Quoted text:

+ + +

Hi Matt,
Try changing
<field name="keywords" type="string" stored="true" indexed="true"
multiValued="true"/>
to
<field name="Keywords" type="string" stored="true" indexed="true"
multiValued="true"/> as per your metadata tags.
We also have a configuration option in nutch-site.xml which you could check
out.
<property>
<name>urlmeta.tags</name>
<value></value>
<description>
To be used in conjunction with features introduced in NUTCH-655, which
allows
for custom metatags to be injected alongside your crawl URLs. Specifying
those
custom tags here will allow for their propagation into a pages outlinks,
as
well as allow for them to be included as part of an index.
Values should be comma-delimited. ("tag1,tag2,tag3") Do not pad the tags
with
white-space at their boundaries, if you are using anything earlier than
Hadoop-0.21.
</description>
</property>
On Mon, Sep 26, 2011 at 7:07 PM, Wilson, Matt
<[email protected]>wrote:
> I am attempting to crawl a corporate intranet site and allow it to be
> searched in solr. As part of the requirements I have to be able to index
> certain metadata tags as their own field in solr (for faceted search). For
> example, the pages being crawled contain the following meta tag:
>
> <meta id="ctl00_hdrKeywords" name="Keywords" content="Banking, Savings,
> Student Loans, CDs, Certificates of Deposit, Smart Option Loan, 529 Plans"

+ + +

To do:
1. According to the Nutch metadata thread, in which configuration file is the urlmeta.tags option found?
2. Reproduce a passage of the Nutch metadata thread word for word, starting at "We also have" and ending at "of an index.".
3. Carry on writing the Nutch metadata thread from the point where it stops.

+ + +

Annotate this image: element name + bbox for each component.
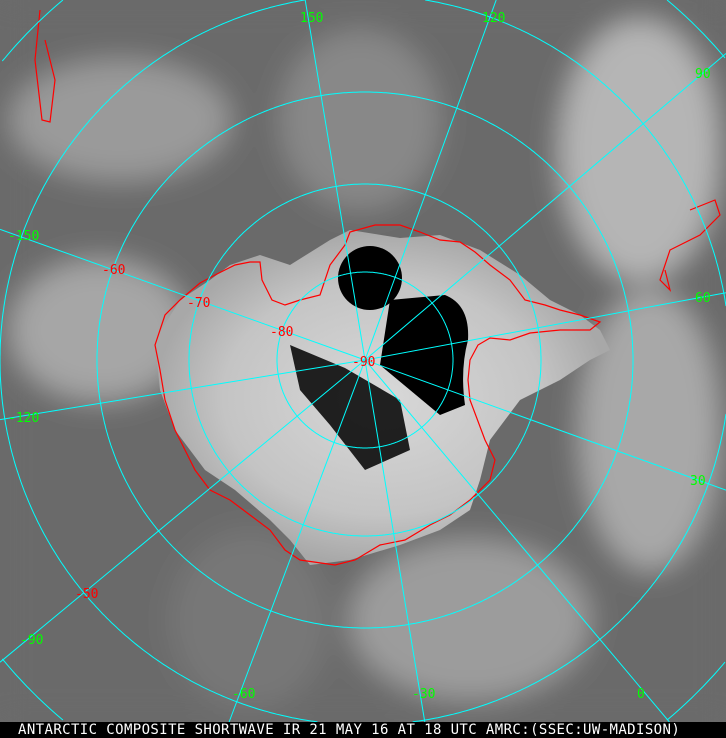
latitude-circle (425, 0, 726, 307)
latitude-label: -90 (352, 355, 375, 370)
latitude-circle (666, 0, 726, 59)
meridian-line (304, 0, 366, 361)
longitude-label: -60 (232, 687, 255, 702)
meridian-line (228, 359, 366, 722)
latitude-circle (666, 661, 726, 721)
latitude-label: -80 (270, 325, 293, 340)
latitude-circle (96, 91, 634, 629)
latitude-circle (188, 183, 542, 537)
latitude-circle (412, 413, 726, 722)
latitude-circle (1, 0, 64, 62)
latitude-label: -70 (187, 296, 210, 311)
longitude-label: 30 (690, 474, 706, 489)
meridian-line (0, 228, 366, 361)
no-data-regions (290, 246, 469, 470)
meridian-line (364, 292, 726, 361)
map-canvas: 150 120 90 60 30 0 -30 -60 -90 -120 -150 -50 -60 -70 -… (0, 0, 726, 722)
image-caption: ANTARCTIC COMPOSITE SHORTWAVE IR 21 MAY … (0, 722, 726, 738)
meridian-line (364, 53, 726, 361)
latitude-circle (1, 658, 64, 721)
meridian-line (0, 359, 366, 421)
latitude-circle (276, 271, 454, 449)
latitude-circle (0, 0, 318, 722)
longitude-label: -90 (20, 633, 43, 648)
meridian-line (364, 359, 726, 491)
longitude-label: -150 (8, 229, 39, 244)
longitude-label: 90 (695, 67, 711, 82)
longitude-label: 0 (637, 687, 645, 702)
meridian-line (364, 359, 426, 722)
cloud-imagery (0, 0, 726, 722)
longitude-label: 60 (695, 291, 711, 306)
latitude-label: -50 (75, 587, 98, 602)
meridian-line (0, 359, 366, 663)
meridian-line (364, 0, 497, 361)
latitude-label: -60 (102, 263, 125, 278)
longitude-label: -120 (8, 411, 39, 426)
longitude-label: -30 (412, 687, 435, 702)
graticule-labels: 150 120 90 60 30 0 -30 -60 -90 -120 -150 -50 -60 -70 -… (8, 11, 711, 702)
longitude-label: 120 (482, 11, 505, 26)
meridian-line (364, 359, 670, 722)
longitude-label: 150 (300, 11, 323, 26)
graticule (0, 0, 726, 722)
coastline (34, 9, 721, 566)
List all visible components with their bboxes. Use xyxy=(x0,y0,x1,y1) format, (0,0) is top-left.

+ + +

Answers for the tasks:
1. nutch-site.xml

2.
We also have a configuration option in nutch-site.xml which you could check
out.
<property>
<name>urlmeta.tags</name>
<value></value>
<description>
To be used in conjunction with features introduced in NUTCH-655, which
allows
for custom metatags to be injected alongside your crawl URLs. Specifying
those
custom tags here will allow for their propagation into a pages outlinks,
as
well as allow for them to be included as part of an index.

3.
> />
>
> I have updated the nutch-site.xml with the following:
>
> <property>
> <name>plugin.includes</name>
> <value>urlmeta|protocol-httpclient|... </value>
> </property>
> <property>
> <name>urlmeta.tags</name>
> <value>keywords</value>
> </property>
>
> I have updated the solr schema.xml with the following addition:
>
> <field name="keywords" type="string" stored="true" indexed="true"
> multiValued="true"/>
>
> I can see that the field has been created in Solr via the admin interface.
> I also see that nutch is loading the urlmeta plugin and adding the
> indexfilters etc in the hadroop.log. The problem is that nutch does not
> appear to be indexing the keywords field. All of the pages crawled have the
> tag present and I am receiving no errors in the nutch log. I am unsure as
> to what I am missing. This seems to be pretty straightforward; however, I
> must be misunderstanding either the urlmeta plugin or missing something in
> the configuration.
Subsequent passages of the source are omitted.